■ **Task brief**
Check every line in the records below for the word "United" and report how many have it, nothing more.

■ **Record list**
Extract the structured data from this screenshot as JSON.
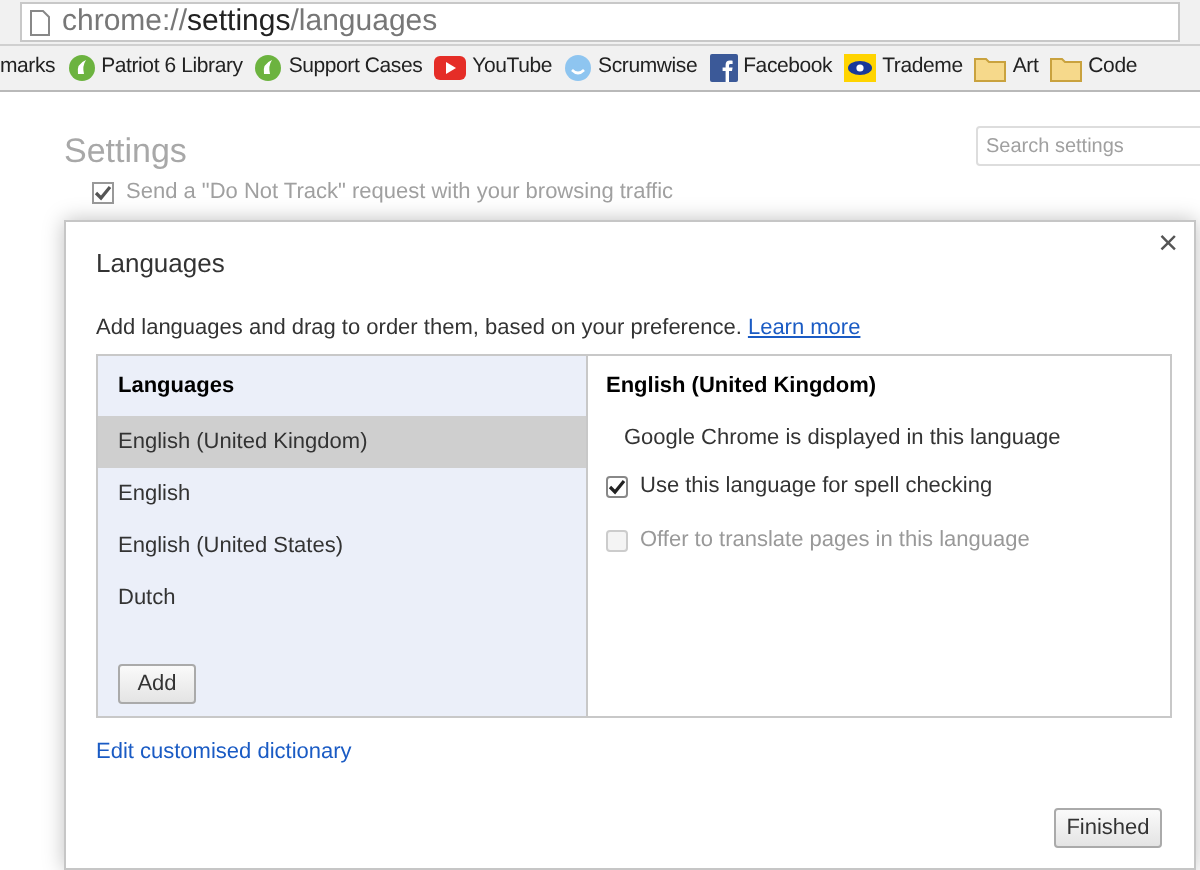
{
  "address_bar": {
    "scheme": "chrome://",
    "host": "settings",
    "path": "/languages"
  },
  "bookmarks": [
    {
      "label": "marks",
      "kind": "none"
    },
    {
      "label": "Patriot 6 Library",
      "kind": "green"
    },
    {
      "label": "Support Cases",
      "kind": "green"
    },
    {
      "label": "YouTube",
      "kind": "video"
    },
    {
      "label": "Scrumwise",
      "kind": "smiley"
    },
    {
      "label": "Facebook",
      "kind": "facebook"
    },
    {
      "label": "Trademe",
      "kind": "eye"
    },
    {
      "label": "Art",
      "kind": "folder"
    },
    {
      "label": "Code",
      "kind": "folder"
    }
  ],
  "settings_page": {
    "title": "Settings",
    "search": {
      "placeholder": "Search settings"
    },
    "do_not_track": {
      "label": "Send a \"Do Not Track\" request with your browsing traffic",
      "checked": true
    }
  },
  "dialog": {
    "title": "Languages",
    "close": "×",
    "description": "Add languages and drag to order them, based on your preference.",
    "learn_more": "Learn more",
    "list_header": "Languages",
    "languages": [
      {
        "label": "English (United Kingdom)",
        "selected": true
      },
      {
        "label": "English",
        "selected": false
      },
      {
        "label": "English (United States)",
        "selected": false
      },
      {
        "label": "Dutch",
        "selected": false
      }
    ],
    "add_button": "Add",
    "detail_header": "English (United Kingdom)",
    "detail_info": "Google Chrome is displayed in this language",
    "options": [
      {
        "label": "Use this language for spell checking",
        "checked": true,
        "disabled": false
      },
      {
        "label": "Offer to translate pages in this language",
        "checked": false,
        "disabled": true
      }
    ],
    "edit_dictionary": "Edit customised dictionary",
    "finished_button": "Finished"
  }
}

■ **Answer for this exercise**
3